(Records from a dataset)
>>>
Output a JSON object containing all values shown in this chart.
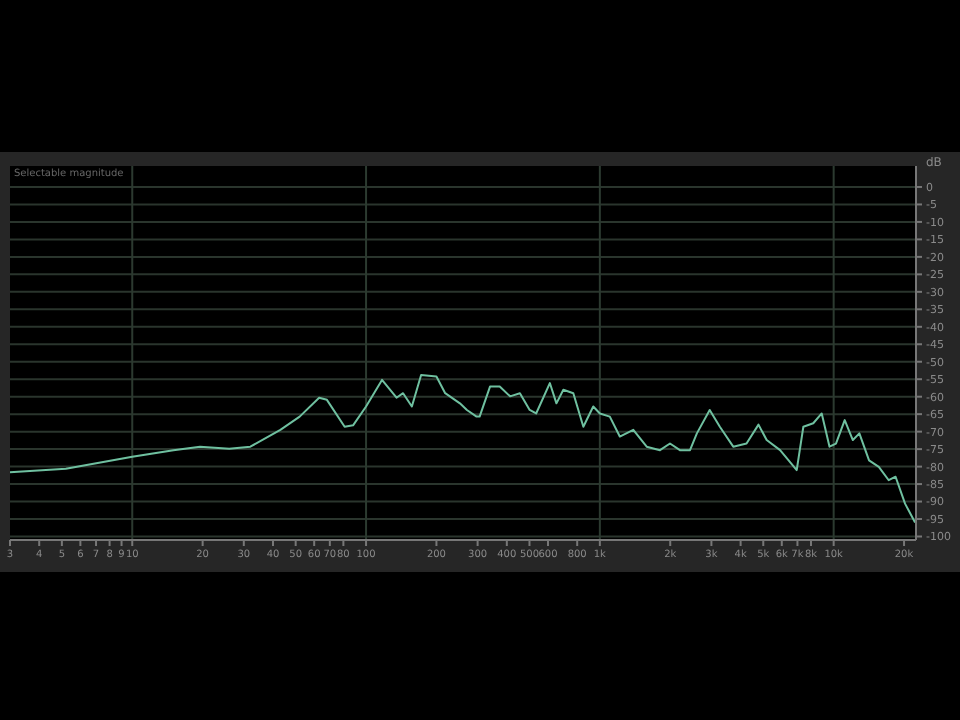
{
  "chart_data": {
    "type": "line",
    "ylabel": "dB",
    "annotations": [
      "Selectable magnitude"
    ],
    "x": [
      3,
      5.2,
      10,
      15,
      19.5,
      26,
      32,
      43,
      52,
      63,
      68,
      81,
      88,
      100,
      117,
      135,
      144,
      157,
      172,
      200,
      218,
      252,
      270,
      297,
      306,
      339,
      373,
      413,
      455,
      501,
      534,
      611,
      652,
      698,
      770,
      850,
      937,
      1000,
      1103,
      1217,
      1390,
      1586,
      1808,
      1995,
      2200,
      2430,
      2600,
      2950,
      3260,
      3720,
      4240,
      4770,
      5170,
      5900,
      6950,
      7420,
      8180,
      8890,
      9600,
      10230,
      11150,
      12080,
      12880,
      14170,
      15600,
      17200,
      18400,
      20200,
      22300
    ],
    "series": [
      {
        "color": "#6fc0a0",
        "values": [
          -81.6,
          -80.6,
          -77.2,
          -75.3,
          -74.3,
          -74.9,
          -74.3,
          -69.5,
          -65.7,
          -60.3,
          -60.9,
          -68.6,
          -68.2,
          -62.8,
          -55.2,
          -60.3,
          -59,
          -62.8,
          -53.8,
          -54.2,
          -59,
          -61.9,
          -63.8,
          -65.7,
          -65.7,
          -57.1,
          -57.1,
          -59.9,
          -59,
          -63.8,
          -64.8,
          -56.1,
          -61.9,
          -58,
          -59,
          -68.6,
          -62.8,
          -64.8,
          -65.7,
          -71.4,
          -69.5,
          -74.3,
          -75.3,
          -73.4,
          -75.3,
          -75.3,
          -70.5,
          -63.8,
          -68.6,
          -74.3,
          -73.4,
          -68,
          -72.4,
          -75.3,
          -81,
          -68.6,
          -67.6,
          -64.8,
          -74.3,
          -73.4,
          -66.7,
          -72.4,
          -70.5,
          -78.2,
          -80.1,
          -83.9,
          -82.9,
          -90.6,
          -96
        ]
      }
    ],
    "log": "x",
    "xlim": [
      3,
      22500
    ],
    "xticks": [
      3,
      4,
      5,
      6,
      7,
      8,
      9,
      10,
      20,
      30,
      40,
      50,
      60,
      70,
      80,
      100,
      200,
      300,
      400,
      500,
      600,
      800,
      {
        "value": 1000,
        "label": "1k"
      },
      {
        "value": 2000,
        "label": "2k"
      },
      {
        "value": 3000,
        "label": "3k"
      },
      {
        "value": 4000,
        "label": "4k"
      },
      {
        "value": 5000,
        "label": "5k"
      },
      {
        "value": 6000,
        "label": "6k"
      },
      {
        "value": 7000,
        "label": "7k"
      },
      {
        "value": 8000,
        "label": "8k"
      },
      {
        "value": 10000,
        "label": "10k"
      },
      {
        "value": 20000,
        "label": "20k"
      }
    ],
    "ylim": [
      -101,
      6
    ],
    "yticks": [
      0,
      -5,
      -10,
      -15,
      -20,
      -25,
      -30,
      -35,
      -40,
      -45,
      -50,
      -55,
      -60,
      -65,
      -70,
      -75,
      -80,
      -85,
      -90,
      -95,
      -100
    ],
    "grid": "y",
    "ref_lines": [
      {
        "axis": "x",
        "value": 10,
        "color": "#2c3a30"
      },
      {
        "axis": "x",
        "value": 100,
        "color": "#2c3a30"
      },
      {
        "axis": "x",
        "value": 1000,
        "color": "#2c3a30"
      },
      {
        "axis": "x",
        "value": 10000,
        "color": "#2c3a30"
      }
    ],
    "marker": "none",
    "legend": false
  }
}
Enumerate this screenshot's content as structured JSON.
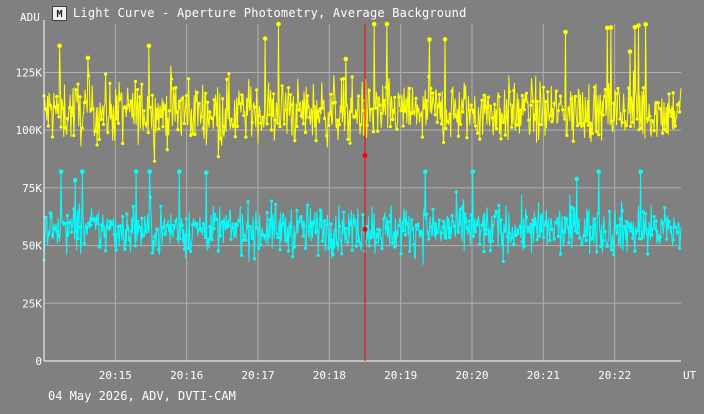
{
  "chart_data": {
    "type": "scatter",
    "title": "Light Curve - Aperture Photometry, Average Background",
    "ylabel": "ADU",
    "xlabel": "UT",
    "y_tick_labels": [
      "0",
      "25K",
      "50K",
      "75K",
      "100K",
      "125K"
    ],
    "y_ticks": [
      0,
      25000,
      50000,
      75000,
      100000,
      125000
    ],
    "ylim": [
      0,
      146000
    ],
    "x_tick_labels": [
      "20:15",
      "20:16",
      "20:17",
      "20:18",
      "20:19",
      "20:20",
      "20:21",
      "20:22"
    ],
    "x_ticks_min": [
      15,
      16,
      17,
      18,
      19,
      20,
      21,
      22
    ],
    "xlim_min": [
      14.0,
      22.93
    ],
    "grid": true,
    "cursor_time_min": 18.5,
    "series": [
      {
        "color": "#ffff00",
        "mean": 108000,
        "spread": 9500,
        "outlier_max": 146000
      },
      {
        "color": "#00ffff",
        "mean": 57000,
        "spread": 7500,
        "outlier_max": 82000
      }
    ],
    "cursor_values": [
      89000,
      57000
    ],
    "colors": {
      "background": "#808080",
      "grid": "#b0b0b0",
      "cursor": "#ff0000",
      "axis": "#ffffff"
    }
  },
  "header": {
    "icon": "app-icon",
    "title": "Light Curve - Aperture Photometry, Average Background"
  },
  "footer": {
    "text": "04 May 2026, ADV, DVTI-CAM"
  }
}
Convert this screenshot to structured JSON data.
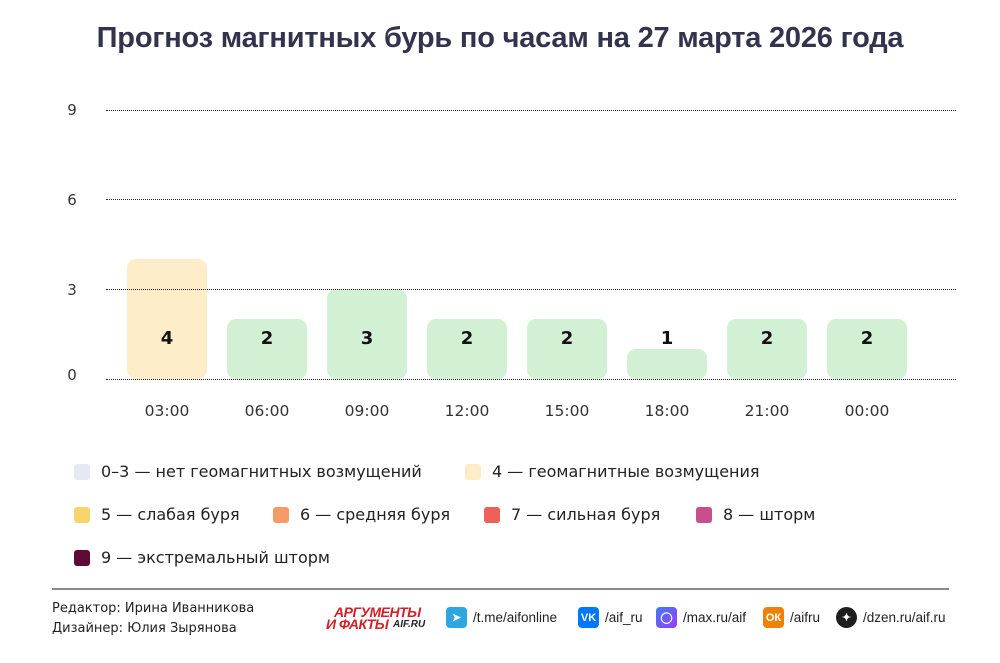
{
  "title": "Прогноз магнитных бурь по часам на 27 марта 2026 года",
  "chart_data": {
    "type": "bar",
    "title": "Прогноз магнитных бурь по часам на 27 марта 2026 года",
    "xlabel": "",
    "ylabel": "",
    "ylim": [
      0,
      9
    ],
    "yticks": [
      "0",
      "3",
      "6",
      "9"
    ],
    "grid": true,
    "categories": [
      "03:00",
      "06:00",
      "09:00",
      "12:00",
      "15:00",
      "18:00",
      "21:00",
      "00:00"
    ],
    "values": [
      4,
      2,
      3,
      2,
      2,
      1,
      2,
      2
    ],
    "value_labels": [
      "4",
      "2",
      "3",
      "2",
      "2",
      "1",
      "2",
      "2"
    ],
    "bar_colors": [
      "#fdeec9",
      "#d1f0d4",
      "#d1f0d4",
      "#d1f0d4",
      "#d1f0d4",
      "#d1f0d4",
      "#d1f0d4",
      "#d1f0d4"
    ],
    "legend_position": "bottom",
    "legend": [
      {
        "label": "0–3 — нет геомагнитных возмущений",
        "color": "#e6e9f3"
      },
      {
        "label": "4 — геомагнитные возмущения",
        "color": "#fdeec9"
      },
      {
        "label": "5 — слабая буря",
        "color": "#f8d46e"
      },
      {
        "label": "6 — средняя буря",
        "color": "#f79a68"
      },
      {
        "label": "7 — сильная буря",
        "color": "#ee6058"
      },
      {
        "label": "8 — шторм",
        "color": "#c84f8a"
      },
      {
        "label": "9 — экстремальный шторм",
        "color": "#5e0b34"
      }
    ]
  },
  "footer": {
    "editor": "Редактор: Ирина Иванникова",
    "designer": "Дизайнер: Юлия Зырянова",
    "logo": {
      "line1": "АРГУМЕНТЫ",
      "line2": "И ФАКТЫ",
      "site": "AIF.RU"
    },
    "socials": [
      {
        "icon": "telegram-icon",
        "glyph": "➤",
        "label": "/t.me/aifonline",
        "color": "#2ea6df"
      },
      {
        "icon": "vk-icon",
        "glyph": "VK",
        "label": "/aif_ru",
        "color": "#0077ff"
      },
      {
        "icon": "max-icon",
        "glyph": "◯",
        "label": "/max.ru/aif",
        "color": "#6a3cf0"
      },
      {
        "icon": "odnoklassniki-icon",
        "glyph": "ОК",
        "label": "/aifru",
        "color": "#ee8208"
      },
      {
        "icon": "dzen-icon",
        "glyph": "✦",
        "label": "/dzen.ru/aif.ru",
        "color": "#1e1e1e"
      }
    ]
  }
}
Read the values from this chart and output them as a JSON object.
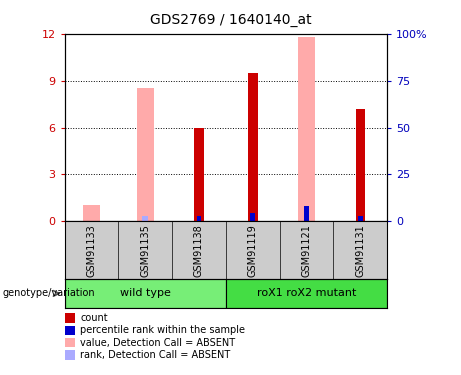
{
  "title": "GDS2769 / 1640140_at",
  "samples": [
    "GSM91133",
    "GSM91135",
    "GSM91138",
    "GSM91119",
    "GSM91121",
    "GSM91131"
  ],
  "groups": [
    {
      "label": "wild type",
      "color": "#77ee77"
    },
    {
      "label": "roX1 roX2 mutant",
      "color": "#44dd44"
    }
  ],
  "group_sample_counts": [
    3,
    3
  ],
  "count_values": [
    0.0,
    0.0,
    6.0,
    9.5,
    0.0,
    7.2
  ],
  "rank_values": [
    0.0,
    0.0,
    0.35,
    0.55,
    0.95,
    0.35
  ],
  "absent_value": [
    1.05,
    8.5,
    0.0,
    0.0,
    11.8,
    0.0
  ],
  "absent_rank": [
    0.0,
    0.35,
    0.0,
    0.0,
    0.0,
    0.0
  ],
  "ylim_left": [
    0,
    12
  ],
  "ylim_right": [
    0,
    100
  ],
  "yticks_left": [
    0,
    3,
    6,
    9,
    12
  ],
  "yticks_right": [
    0,
    25,
    50,
    75,
    100
  ],
  "ytick_labels_left": [
    "0",
    "3",
    "6",
    "9",
    "12"
  ],
  "ytick_labels_right": [
    "0",
    "25",
    "50",
    "75",
    "100%"
  ],
  "color_count": "#cc0000",
  "color_rank": "#0000cc",
  "color_absent_value": "#ffaaaa",
  "color_absent_rank": "#aaaaff",
  "bg_plot": "#ffffff",
  "bg_sample_row": "#cccccc",
  "legend_items": [
    {
      "label": "count",
      "color": "#cc0000"
    },
    {
      "label": "percentile rank within the sample",
      "color": "#0000cc"
    },
    {
      "label": "value, Detection Call = ABSENT",
      "color": "#ffaaaa"
    },
    {
      "label": "rank, Detection Call = ABSENT",
      "color": "#aaaaff"
    }
  ]
}
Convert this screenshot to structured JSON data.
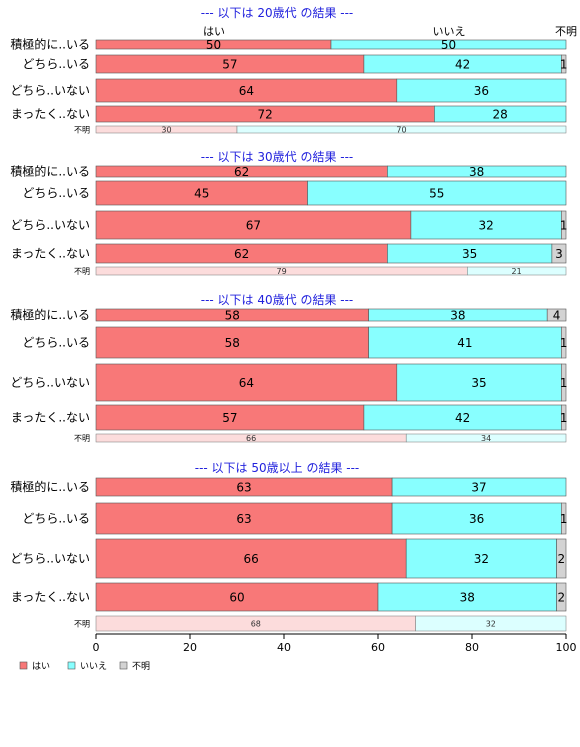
<<<
- TASK TO COMPLETE:
Filter the entries down to the lines with the word "grid" in them.

- TASK ANSWER:
    "grid": "y",
    "grid": true,
      "grid": "#b0b0b0",
    "grid": true,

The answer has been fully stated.